##### Input rows #####

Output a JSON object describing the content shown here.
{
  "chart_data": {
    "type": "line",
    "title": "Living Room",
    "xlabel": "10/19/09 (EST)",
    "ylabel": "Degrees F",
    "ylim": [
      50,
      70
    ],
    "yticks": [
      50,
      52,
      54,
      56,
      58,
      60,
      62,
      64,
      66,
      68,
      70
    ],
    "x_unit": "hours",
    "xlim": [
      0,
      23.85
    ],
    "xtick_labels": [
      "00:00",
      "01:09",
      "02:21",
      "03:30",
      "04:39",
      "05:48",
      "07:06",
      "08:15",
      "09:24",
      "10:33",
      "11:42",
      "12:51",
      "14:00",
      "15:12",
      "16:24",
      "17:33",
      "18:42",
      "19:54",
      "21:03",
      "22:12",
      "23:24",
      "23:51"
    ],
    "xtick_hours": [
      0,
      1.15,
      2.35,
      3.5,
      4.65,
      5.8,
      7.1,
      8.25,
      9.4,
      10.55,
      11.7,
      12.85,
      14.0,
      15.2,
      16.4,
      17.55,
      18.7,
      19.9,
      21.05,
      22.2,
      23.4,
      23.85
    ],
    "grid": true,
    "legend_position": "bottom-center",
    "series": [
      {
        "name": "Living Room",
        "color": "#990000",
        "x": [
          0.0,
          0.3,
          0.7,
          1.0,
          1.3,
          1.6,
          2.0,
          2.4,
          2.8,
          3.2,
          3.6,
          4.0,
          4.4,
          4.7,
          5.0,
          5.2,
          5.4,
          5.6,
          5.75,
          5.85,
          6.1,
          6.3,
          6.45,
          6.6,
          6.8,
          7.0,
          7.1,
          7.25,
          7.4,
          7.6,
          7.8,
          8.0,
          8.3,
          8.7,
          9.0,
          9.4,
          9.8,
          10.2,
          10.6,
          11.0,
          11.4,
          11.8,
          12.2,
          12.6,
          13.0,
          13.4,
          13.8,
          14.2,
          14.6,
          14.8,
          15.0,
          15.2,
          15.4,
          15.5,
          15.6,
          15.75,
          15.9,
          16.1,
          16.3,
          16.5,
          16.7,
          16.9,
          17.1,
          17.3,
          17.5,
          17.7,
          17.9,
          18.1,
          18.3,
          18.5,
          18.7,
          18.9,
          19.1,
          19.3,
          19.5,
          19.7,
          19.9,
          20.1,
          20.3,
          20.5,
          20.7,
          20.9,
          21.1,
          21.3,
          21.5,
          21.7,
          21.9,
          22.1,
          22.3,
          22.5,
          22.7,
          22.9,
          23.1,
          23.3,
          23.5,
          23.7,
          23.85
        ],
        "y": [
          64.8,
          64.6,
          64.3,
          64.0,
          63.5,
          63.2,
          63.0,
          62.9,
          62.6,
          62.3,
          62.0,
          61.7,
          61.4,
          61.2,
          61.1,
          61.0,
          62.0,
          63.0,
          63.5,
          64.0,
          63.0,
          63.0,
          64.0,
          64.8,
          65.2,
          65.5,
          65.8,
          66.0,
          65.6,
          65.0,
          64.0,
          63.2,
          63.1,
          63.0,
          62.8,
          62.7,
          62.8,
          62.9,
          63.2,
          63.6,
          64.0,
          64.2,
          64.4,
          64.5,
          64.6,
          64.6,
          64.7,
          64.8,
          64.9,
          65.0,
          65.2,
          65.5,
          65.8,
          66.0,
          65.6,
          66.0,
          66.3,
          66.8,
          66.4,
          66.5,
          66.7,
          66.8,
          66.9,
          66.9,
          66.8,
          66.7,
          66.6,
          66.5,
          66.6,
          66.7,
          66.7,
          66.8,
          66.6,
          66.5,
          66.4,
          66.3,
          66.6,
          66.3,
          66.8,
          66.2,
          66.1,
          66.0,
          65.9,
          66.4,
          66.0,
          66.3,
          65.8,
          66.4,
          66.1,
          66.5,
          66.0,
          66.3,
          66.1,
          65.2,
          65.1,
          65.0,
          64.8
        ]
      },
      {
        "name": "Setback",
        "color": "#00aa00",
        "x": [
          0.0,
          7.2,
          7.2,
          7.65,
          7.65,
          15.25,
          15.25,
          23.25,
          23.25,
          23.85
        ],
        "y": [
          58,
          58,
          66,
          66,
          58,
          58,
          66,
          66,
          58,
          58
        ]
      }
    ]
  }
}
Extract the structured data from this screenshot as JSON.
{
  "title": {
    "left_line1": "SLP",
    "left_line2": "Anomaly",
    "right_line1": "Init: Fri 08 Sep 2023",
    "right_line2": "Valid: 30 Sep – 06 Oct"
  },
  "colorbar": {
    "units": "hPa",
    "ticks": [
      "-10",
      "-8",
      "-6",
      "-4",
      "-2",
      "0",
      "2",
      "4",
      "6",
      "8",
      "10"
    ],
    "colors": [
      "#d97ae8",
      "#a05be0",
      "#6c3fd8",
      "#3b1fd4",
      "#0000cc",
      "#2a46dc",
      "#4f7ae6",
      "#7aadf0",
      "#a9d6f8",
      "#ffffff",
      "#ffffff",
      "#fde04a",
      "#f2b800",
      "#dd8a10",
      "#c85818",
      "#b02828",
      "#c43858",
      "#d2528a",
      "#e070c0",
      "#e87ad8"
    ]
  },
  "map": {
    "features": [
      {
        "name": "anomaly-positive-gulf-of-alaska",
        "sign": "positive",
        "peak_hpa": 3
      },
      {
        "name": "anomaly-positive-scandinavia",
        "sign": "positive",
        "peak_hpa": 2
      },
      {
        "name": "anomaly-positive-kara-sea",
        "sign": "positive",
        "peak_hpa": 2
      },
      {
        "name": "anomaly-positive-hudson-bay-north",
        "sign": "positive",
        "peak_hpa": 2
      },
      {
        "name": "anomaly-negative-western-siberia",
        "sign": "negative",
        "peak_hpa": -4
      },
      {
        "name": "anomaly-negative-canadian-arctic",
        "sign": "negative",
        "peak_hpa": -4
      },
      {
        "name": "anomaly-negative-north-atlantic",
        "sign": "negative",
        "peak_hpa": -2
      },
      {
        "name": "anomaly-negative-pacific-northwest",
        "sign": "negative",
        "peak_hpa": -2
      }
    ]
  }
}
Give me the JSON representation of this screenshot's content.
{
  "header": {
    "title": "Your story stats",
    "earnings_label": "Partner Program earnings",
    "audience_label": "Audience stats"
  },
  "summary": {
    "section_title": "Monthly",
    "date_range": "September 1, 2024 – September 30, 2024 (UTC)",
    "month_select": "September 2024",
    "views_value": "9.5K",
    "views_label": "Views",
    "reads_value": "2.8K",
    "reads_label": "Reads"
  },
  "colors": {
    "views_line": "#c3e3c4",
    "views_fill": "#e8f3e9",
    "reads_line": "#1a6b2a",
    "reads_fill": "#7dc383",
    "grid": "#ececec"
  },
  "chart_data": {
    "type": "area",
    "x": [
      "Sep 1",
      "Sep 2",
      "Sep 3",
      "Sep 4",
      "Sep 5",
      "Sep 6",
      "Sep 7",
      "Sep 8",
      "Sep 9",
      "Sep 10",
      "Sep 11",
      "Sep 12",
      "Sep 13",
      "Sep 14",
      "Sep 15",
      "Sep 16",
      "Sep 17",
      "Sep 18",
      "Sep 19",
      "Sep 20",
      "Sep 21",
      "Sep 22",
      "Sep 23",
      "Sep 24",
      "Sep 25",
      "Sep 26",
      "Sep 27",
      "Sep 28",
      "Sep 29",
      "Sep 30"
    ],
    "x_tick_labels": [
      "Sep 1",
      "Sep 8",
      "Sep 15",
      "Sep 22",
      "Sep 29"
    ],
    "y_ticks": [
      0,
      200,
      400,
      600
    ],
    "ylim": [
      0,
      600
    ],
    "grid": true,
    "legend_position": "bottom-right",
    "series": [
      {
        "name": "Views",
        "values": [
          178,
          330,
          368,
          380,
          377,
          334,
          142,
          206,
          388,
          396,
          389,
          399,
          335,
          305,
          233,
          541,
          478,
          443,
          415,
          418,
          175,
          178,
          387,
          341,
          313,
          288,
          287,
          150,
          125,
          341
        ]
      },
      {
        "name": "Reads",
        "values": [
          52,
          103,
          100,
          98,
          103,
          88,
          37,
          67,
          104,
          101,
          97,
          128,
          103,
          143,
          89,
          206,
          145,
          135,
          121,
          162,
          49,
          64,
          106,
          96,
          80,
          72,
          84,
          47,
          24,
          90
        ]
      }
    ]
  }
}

#####

Instruction | Show the lines from the data above that contain the string "JSON".

Complete answer |
Output a JSON object describing the content shown here.
Extract the structured data from this screenshot as JSON.
Give me the JSON representation of this screenshot's content.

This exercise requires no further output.